WYMAGANIA:
Przepisz wiernie wiersze poniższego materiału, od wiersza zawierającego „stock-label: 库存 100 bbox=[1239, 1161, 1304, 1185]” w dół aż do wiersza zawierającego „268, 1659, 302]”, włącznie z oboma. Pozostałych wierszy nie podawaj.

POKAZANY MATERIAŁ:
——
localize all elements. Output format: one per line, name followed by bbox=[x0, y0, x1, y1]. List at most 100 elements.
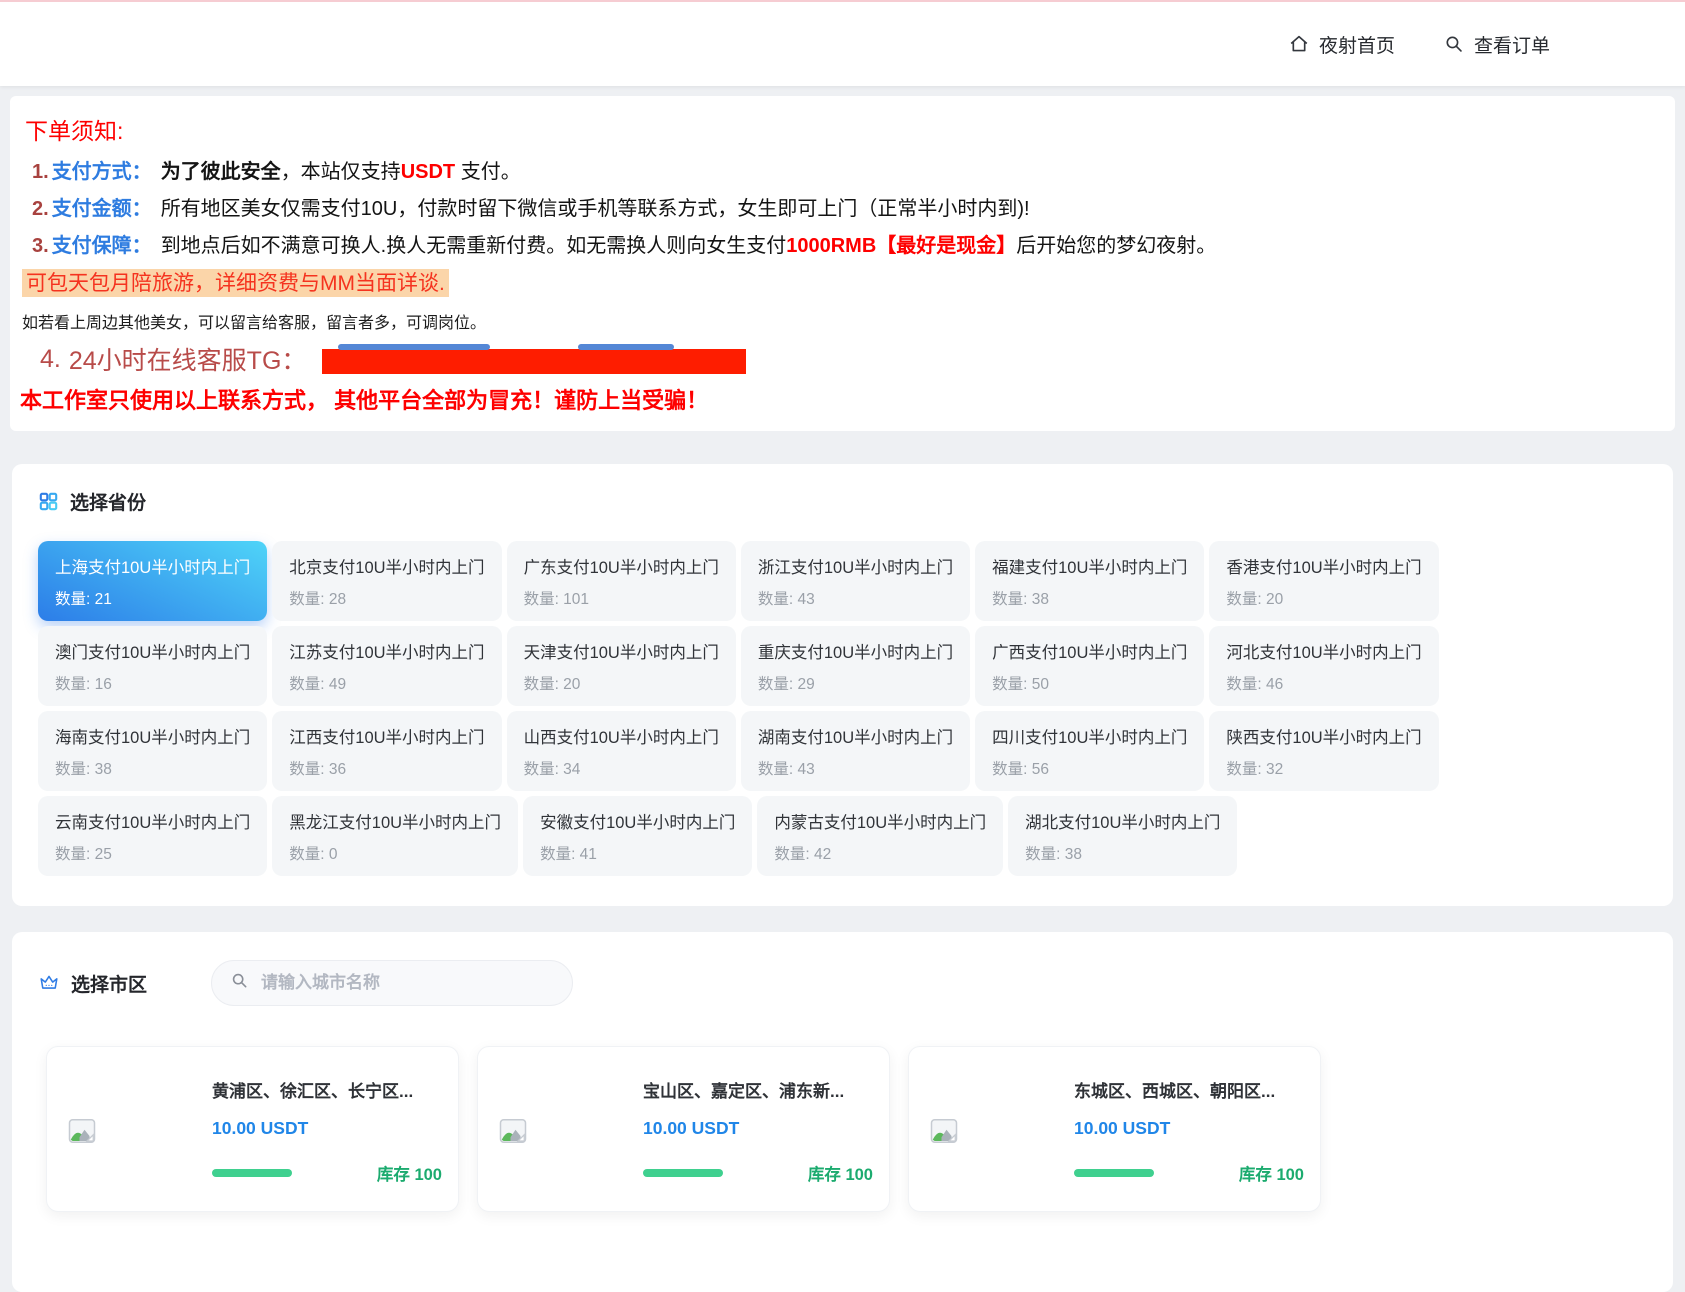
stock-label: 库存 100 bbox=[1239, 1161, 1304, 1185]
province-tile[interactable]: 四川支付10U半小时内上门数量: 56 bbox=[975, 711, 1204, 791]
redacted-text-fragment bbox=[338, 344, 490, 350]
province-tile[interactable]: 河北支付10U半小时内上门数量: 46 bbox=[1209, 626, 1438, 706]
province-tile-label: 澳门支付10U半小时内上门 bbox=[55, 639, 250, 663]
nav-orders-label: 查看订单 bbox=[1474, 31, 1550, 58]
province-tile-label: 江苏支付10U半小时内上门 bbox=[289, 639, 484, 663]
province-tile[interactable]: 澳门支付10U半小时内上门数量: 16 bbox=[38, 626, 267, 706]
nav-orders-link[interactable]: 查看订单 bbox=[1443, 31, 1550, 58]
district-card[interactable]: 宝山区、嘉定区、浦东新... 10.00 USDT 库存 100 bbox=[477, 1046, 890, 1212]
province-tile-label: 河北支付10U半小时内上门 bbox=[1226, 639, 1421, 663]
district-card[interactable]: 黄浦区、徐汇区、长宁区...10.00 USDT库存 100 bbox=[46, 1046, 459, 1212]
province-tile[interactable]: 上海支付10U半小时内上门数量: 21 bbox=[38, 541, 267, 621]
crown-icon bbox=[38, 972, 60, 994]
home-icon bbox=[1288, 33, 1310, 55]
province-tile[interactable]: 江苏支付10U半小时内上门数量: 49 bbox=[272, 626, 501, 706]
province-tile[interactable]: 湖北支付10U半小时内上门数量: 38 bbox=[1008, 796, 1237, 876]
notice-warning: 本工作室只使用以上联系方式， 其他平台全部为冒充！谨防上当受骗！ bbox=[20, 383, 1659, 415]
province-tile[interactable]: 湖南支付10U半小时内上门数量: 43 bbox=[741, 711, 970, 791]
province-tile-quantity: 数量: 21 bbox=[55, 587, 250, 609]
province-tile-label: 湖北支付10U半小时内上门 bbox=[1025, 809, 1220, 833]
notice-item-contact: 4. 24小时在线客服TG： bbox=[40, 341, 1659, 377]
search-icon bbox=[1443, 33, 1465, 55]
province-tile-label: 广东支付10U半小时内上门 bbox=[524, 554, 719, 578]
stock-label: 库存 100 bbox=[808, 1161, 873, 1185]
province-tile[interactable]: 陕西支付10U半小时内上门数量: 32 bbox=[1209, 711, 1438, 791]
province-panel-title: 选择省份 bbox=[70, 488, 146, 515]
province-tile-quantity: 数量: 43 bbox=[758, 587, 953, 609]
province-grid: 上海支付10U半小时内上门数量: 21北京支付10U半小时内上门数量: 28广东… bbox=[38, 541, 1478, 876]
promo-highlight-line: 可包天包月陪旅游，详细资费与MM当面详谈. bbox=[22, 268, 1659, 302]
notice-item-payment-guarantee: 3.支付保障：到地点后如不满意可换人.换人无需重新付费。如无需换人则向女生支付1… bbox=[32, 228, 1659, 265]
province-tile-label: 重庆支付10U半小时内上门 bbox=[758, 639, 953, 663]
district-card-title: 宝山区、嘉定区、浦东新... bbox=[643, 1077, 873, 1102]
province-tile-quantity: 数量: 42 bbox=[774, 842, 986, 864]
province-tile-label: 福建支付10U半小时内上门 bbox=[992, 554, 1187, 578]
province-tile-quantity: 数量: 29 bbox=[758, 672, 953, 694]
stock-label: 库存 100 bbox=[377, 1161, 442, 1185]
nav-home-label: 夜射首页 bbox=[1319, 31, 1395, 58]
province-tile-quantity: 数量: 20 bbox=[1226, 587, 1421, 609]
province-tile[interactable]: 北京支付10U半小时内上门数量: 28 bbox=[272, 541, 501, 621]
notice-title: 下单须知: bbox=[25, 112, 1659, 146]
province-tile[interactable]: 内蒙古支付10U半小时内上门数量: 42 bbox=[757, 796, 1003, 876]
province-tile-label: 海南支付10U半小时内上门 bbox=[55, 724, 250, 748]
province-tile-quantity: 数量: 50 bbox=[992, 672, 1187, 694]
province-tile-label: 广西支付10U半小时内上门 bbox=[992, 639, 1187, 663]
grid-squares-icon bbox=[38, 491, 59, 512]
broken-image-icon bbox=[929, 1117, 1074, 1145]
city-search-box[interactable] bbox=[211, 960, 573, 1006]
province-tile[interactable]: 安徽支付10U半小时内上门数量: 41 bbox=[523, 796, 752, 876]
order-notice-panel: 下单须知: 1.支付方式：为了彼此安全，本站仅支持USDT 支付。 2.支付金额… bbox=[10, 96, 1675, 431]
province-tile-quantity: 数量: 34 bbox=[524, 757, 719, 779]
province-tile-label: 江西支付10U半小时内上门 bbox=[289, 724, 484, 748]
province-tile-quantity: 数量: 43 bbox=[758, 757, 953, 779]
province-tile-quantity: 数量: 38 bbox=[55, 757, 250, 779]
district-panel: 选择市区 黄浦区、徐汇区、长宁区...10.00 USDT库存 100宝山区、嘉… bbox=[12, 932, 1673, 1292]
province-tile-label: 陕西支付10U半小时内上门 bbox=[1226, 724, 1421, 748]
province-tile[interactable]: 江西支付10U半小时内上门数量: 36 bbox=[272, 711, 501, 791]
district-card[interactable]: 东城区、西城区、朝阳区... 10.00 USDT 库存 100 bbox=[908, 1046, 1321, 1212]
province-tile[interactable]: 云南支付10U半小时内上门数量: 25 bbox=[38, 796, 267, 876]
province-tile[interactable]: 香港支付10U半小时内上门数量: 20 bbox=[1209, 541, 1438, 621]
top-nav: 夜射首页 查看订单 bbox=[0, 2, 1685, 86]
stock-progress-bar bbox=[643, 1169, 723, 1177]
province-tile-label: 上海支付10U半小时内上门 bbox=[55, 554, 250, 578]
province-panel-header: 选择省份 bbox=[38, 488, 1647, 515]
district-panel-title-row: 选择市区 bbox=[38, 970, 147, 997]
province-tile-label: 安徽支付10U半小时内上门 bbox=[540, 809, 735, 833]
notice-small-note: 如若看上周边其他美女，可以留言给客服，留言者多，可调岗位。 bbox=[22, 309, 1659, 333]
district-panel-title: 选择市区 bbox=[71, 970, 147, 997]
redacted-text-fragment bbox=[578, 344, 674, 350]
search-icon bbox=[230, 971, 249, 995]
province-tile-quantity: 数量: 28 bbox=[289, 587, 484, 609]
province-tile-quantity: 数量: 46 bbox=[1226, 672, 1421, 694]
province-tile[interactable]: 天津支付10U半小时内上门数量: 20 bbox=[507, 626, 736, 706]
notice-item-payment-method: 1.支付方式：为了彼此安全，本站仅支持USDT 支付。 bbox=[32, 154, 1659, 191]
province-tile-label: 四川支付10U半小时内上门 bbox=[992, 724, 1187, 748]
province-panel: 选择省份 上海支付10U半小时内上门数量: 21北京支付10U半小时内上门数量:… bbox=[12, 464, 1673, 906]
province-tile-quantity: 数量: 56 bbox=[992, 757, 1187, 779]
district-panel-header: 选择市区 bbox=[38, 960, 1647, 1006]
district-card-price: 10.00 USDT bbox=[1074, 1118, 1304, 1139]
province-tile[interactable]: 重庆支付10U半小时内上门数量: 29 bbox=[741, 626, 970, 706]
province-tile[interactable]: 广东支付10U半小时内上门数量: 101 bbox=[507, 541, 736, 621]
province-tile[interactable]: 海南支付10U半小时内上门数量: 38 bbox=[38, 711, 267, 791]
province-tile[interactable]: 福建支付10U半小时内上门数量: 38 bbox=[975, 541, 1204, 621]
notice-item-payment-amount: 2.支付金额：所有地区美女仅需支付10U，付款时留下微信或手机等联系方式，女生即… bbox=[32, 191, 1659, 228]
nav-home-link[interactable]: 夜射首页 bbox=[1288, 31, 1395, 58]
province-tile[interactable]: 黑龙江支付10U半小时内上门数量: 0 bbox=[272, 796, 518, 876]
district-card-list: 黄浦区、徐汇区、长宁区...10.00 USDT库存 100宝山区、嘉定区、浦东… bbox=[38, 1046, 1647, 1212]
province-tile-label: 云南支付10U半小时内上门 bbox=[55, 809, 250, 833]
province-tile[interactable]: 浙江支付10U半小时内上门数量: 43 bbox=[741, 541, 970, 621]
stock-progress-bar bbox=[212, 1169, 292, 1177]
province-tile-quantity: 数量: 20 bbox=[524, 672, 719, 694]
district-card-title: 东城区、西城区、朝阳区... bbox=[1074, 1077, 1304, 1102]
province-tile[interactable]: 山西支付10U半小时内上门数量: 34 bbox=[507, 711, 736, 791]
province-tile[interactable]: 广西支付10U半小时内上门数量: 50 bbox=[975, 626, 1204, 706]
broken-image-icon bbox=[67, 1117, 212, 1145]
province-tile-quantity: 数量: 38 bbox=[1025, 842, 1220, 864]
top-header: 夜射首页 查看订单 bbox=[0, 0, 1685, 86]
redacted-contact-bar bbox=[322, 349, 746, 374]
city-search-input[interactable] bbox=[259, 972, 554, 994]
district-card-price: 10.00 USDT bbox=[643, 1118, 873, 1139]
——
ODPOWIEDŹ NA ZADANIE:
stock-label: 库存 100 bbox=[1239, 1161, 1304, 1185]
province-tile[interactable]: 四川支付10U半小时内上门数量: 56 bbox=[975, 711, 1204, 791]
redacted-text-fragment bbox=[338, 344, 490, 350]
province-tile[interactable]: 河北支付10U半小时内上门数量: 46 bbox=[1209, 626, 1438, 706]
province-tile-label: 澳门支付10U半小时内上门 bbox=[55, 639, 250, 663]
nav-orders-label: 查看订单 bbox=[1474, 31, 1550, 58]
province-tile-label: 江苏支付10U半小时内上门 bbox=[289, 639, 484, 663]
province-tile[interactable]: 澳门支付10U半小时内上门数量: 16 bbox=[38, 626, 267, 706]
nav-orders-link[interactable]: 查看订单 bbox=[1443, 31, 1550, 58]
district-card[interactable]: 宝山区、嘉定区、浦东新... 10.00 USDT 库存 100 bbox=[477, 1046, 890, 1212]
province-tile-label: 河北支付10U半小时内上门 bbox=[1226, 639, 1421, 663]
district-card[interactable]: 黄浦区、徐汇区、长宁区...10.00 USDT库存 100 bbox=[46, 1046, 459, 1212]
province-tile[interactable]: 上海支付10U半小时内上门数量: 21 bbox=[38, 541, 267, 621]
crown-icon bbox=[38, 972, 60, 994]
home-icon bbox=[1288, 33, 1310, 55]
province-tile[interactable]: 江苏支付10U半小时内上门数量: 49 bbox=[272, 626, 501, 706]
province-tile[interactable]: 湖北支付10U半小时内上门数量: 38 bbox=[1008, 796, 1237, 876]
notice-warning: 本工作室只使用以上联系方式， 其他平台全部为冒充！谨防上当受骗！ bbox=[20, 383, 1659, 415]
province-tile[interactable]: 湖南支付10U半小时内上门数量: 43 bbox=[741, 711, 970, 791]
province-tile-quantity: 数量: 21 bbox=[55, 587, 250, 609]
province-tile-label: 湖北支付10U半小时内上门 bbox=[1025, 809, 1220, 833]
notice-item-contact: 4. 24小时在线客服TG： bbox=[40, 341, 1659, 377]
search-icon bbox=[1443, 33, 1465, 55]
province-tile-label: 广东支付10U半小时内上门 bbox=[524, 554, 719, 578]
stock-label: 库存 100 bbox=[808, 1161, 873, 1185]
province-tile[interactable]: 陕西支付10U半小时内上门数量: 32 bbox=[1209, 711, 1438, 791]
province-panel-title: 选择省份 bbox=[70, 488, 146, 515]
province-tile-quantity: 数量: 43 bbox=[758, 587, 953, 609]
province-grid: 上海支付10U半小时内上门数量: 21北京支付10U半小时内上门数量: 28广东… bbox=[38, 541, 1478, 876]
promo-highlight-line: 可包天包月陪旅游，详细资费与MM当面详谈. bbox=[22, 268, 1659, 302]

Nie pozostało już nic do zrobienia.